### What needs to be done:
Restate the full set of records exactly, word for word.
━━━━━ Supplied records ━━━━━
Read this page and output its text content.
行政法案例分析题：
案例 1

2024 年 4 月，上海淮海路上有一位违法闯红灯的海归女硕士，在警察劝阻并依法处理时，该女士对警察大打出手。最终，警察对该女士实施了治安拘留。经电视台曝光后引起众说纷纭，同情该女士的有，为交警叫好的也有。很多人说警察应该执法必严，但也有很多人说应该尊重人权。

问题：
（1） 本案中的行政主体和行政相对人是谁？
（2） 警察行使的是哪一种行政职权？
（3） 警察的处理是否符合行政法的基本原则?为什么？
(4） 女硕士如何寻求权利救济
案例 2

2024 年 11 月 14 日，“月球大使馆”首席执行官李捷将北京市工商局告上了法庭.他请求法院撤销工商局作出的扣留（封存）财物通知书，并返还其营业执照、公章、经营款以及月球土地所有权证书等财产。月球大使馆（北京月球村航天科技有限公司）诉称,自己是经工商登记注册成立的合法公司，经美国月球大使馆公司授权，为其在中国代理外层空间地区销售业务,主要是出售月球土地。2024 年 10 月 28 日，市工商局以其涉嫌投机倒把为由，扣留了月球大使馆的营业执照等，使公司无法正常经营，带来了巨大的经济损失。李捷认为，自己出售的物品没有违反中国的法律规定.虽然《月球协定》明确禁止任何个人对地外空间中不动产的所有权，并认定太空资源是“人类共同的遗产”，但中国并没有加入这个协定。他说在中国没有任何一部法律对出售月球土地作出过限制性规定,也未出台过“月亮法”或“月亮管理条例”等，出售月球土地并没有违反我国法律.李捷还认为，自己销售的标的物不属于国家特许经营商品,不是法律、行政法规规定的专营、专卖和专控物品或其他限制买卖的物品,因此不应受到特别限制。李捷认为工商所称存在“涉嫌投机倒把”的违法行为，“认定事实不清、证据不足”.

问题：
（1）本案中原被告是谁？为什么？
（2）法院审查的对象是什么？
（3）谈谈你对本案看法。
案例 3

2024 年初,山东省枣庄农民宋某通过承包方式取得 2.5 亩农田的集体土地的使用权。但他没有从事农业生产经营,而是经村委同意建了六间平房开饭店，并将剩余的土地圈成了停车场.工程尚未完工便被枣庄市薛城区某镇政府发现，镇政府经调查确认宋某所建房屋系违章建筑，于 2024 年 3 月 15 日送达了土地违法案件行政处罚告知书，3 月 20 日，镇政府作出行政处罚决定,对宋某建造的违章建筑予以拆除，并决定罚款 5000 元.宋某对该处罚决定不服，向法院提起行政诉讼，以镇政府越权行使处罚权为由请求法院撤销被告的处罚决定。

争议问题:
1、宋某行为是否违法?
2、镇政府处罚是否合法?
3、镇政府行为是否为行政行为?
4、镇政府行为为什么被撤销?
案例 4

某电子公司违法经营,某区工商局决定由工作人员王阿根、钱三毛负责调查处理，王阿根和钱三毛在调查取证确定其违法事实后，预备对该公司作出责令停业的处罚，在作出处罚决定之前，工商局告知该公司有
━━━━━
### Problem solution:
Read this page and output its text content.
行政法案例分析题：
案例 1

2024 年 4 月，上海淮海路上有一位违法闯红灯的海归女硕士，在警察劝阻并依法处理时，该女士对警察大打出手。最终，警察对该女士实施了治安拘留。经电视台曝光后引起众说纷纭，同情该女士的有，为交警叫好的也有。很多人说警察应该执法必严，但也有很多人说应该尊重人权。

问题：
（1） 本案中的行政主体和行政相对人是谁？
（2） 警察行使的是哪一种行政职权？
（3） 警察的处理是否符合行政法的基本原则?为什么？
(4） 女硕士如何寻求权利救济
案例 2

2024 年 11 月 14 日，“月球大使馆”首席执行官李捷将北京市工商局告上了法庭.他请求法院撤销工商局作出的扣留（封存）财物通知书，并返还其营业执照、公章、经营款以及月球土地所有权证书等财产。月球大使馆（北京月球村航天科技有限公司）诉称,自己是经工商登记注册成立的合法公司，经美国月球大使馆公司授权，为其在中国代理外层空间地区销售业务,主要是出售月球土地。2024 年 10 月 28 日，市工商局以其涉嫌投机倒把为由，扣留了月球大使馆的营业执照等，使公司无法正常经营，带来了巨大的经济损失。李捷认为，自己出售的物品没有违反中国的法律规定.虽然《月球协定》明确禁止任何个人对地外空间中不动产的所有权，并认定太空资源是“人类共同的遗产”，但中国并没有加入这个协定。他说在中国没有任何一部法律对出售月球土地作出过限制性规定,也未出台过“月亮法”或“月亮管理条例”等，出售月球土地并没有违反我国法律.李捷还认为，自己销售的标的物不属于国家特许经营商品,不是法律、行政法规规定的专营、专卖和专控物品或其他限制买卖的物品,因此不应受到特别限制。李捷认为工商所称存在“涉嫌投机倒把”的违法行为，“认定事实不清、证据不足”.

问题：
（1）本案中原被告是谁？为什么？
（2）法院审查的对象是什么？
（3）谈谈你对本案看法。
案例 3

2024 年初,山东省枣庄农民宋某通过承包方式取得 2.5 亩农田的集体土地的使用权。但他没有从事农业生产经营,而是经村委同意建了六间平房开饭店，并将剩余的土地圈成了停车场.工程尚未完工便被枣庄市薛城区某镇政府发现，镇政府经调查确认宋某所建房屋系违章建筑，于 2024 年 3 月 15 日送达了土地违法案件行政处罚告知书，3 月 20 日，镇政府作出行政处罚决定,对宋某建造的违章建筑予以拆除，并决定罚款 5000 元.宋某对该处罚决定不服，向法院提起行政诉讼，以镇政府越权行使处罚权为由请求法院撤销被告的处罚决定。

争议问题:
1、宋某行为是否违法?
2、镇政府处罚是否合法?
3、镇政府行为是否为行政行为?
4、镇政府行为为什么被撤销?
案例 4

某电子公司违法经营,某区工商局决定由工作人员王阿根、钱三毛负责调查处理，王阿根和钱三毛在调查取证确定其违法事实后，预备对该公司作出责令停业的处罚，在作出处罚决定之前，工商局告知该公司有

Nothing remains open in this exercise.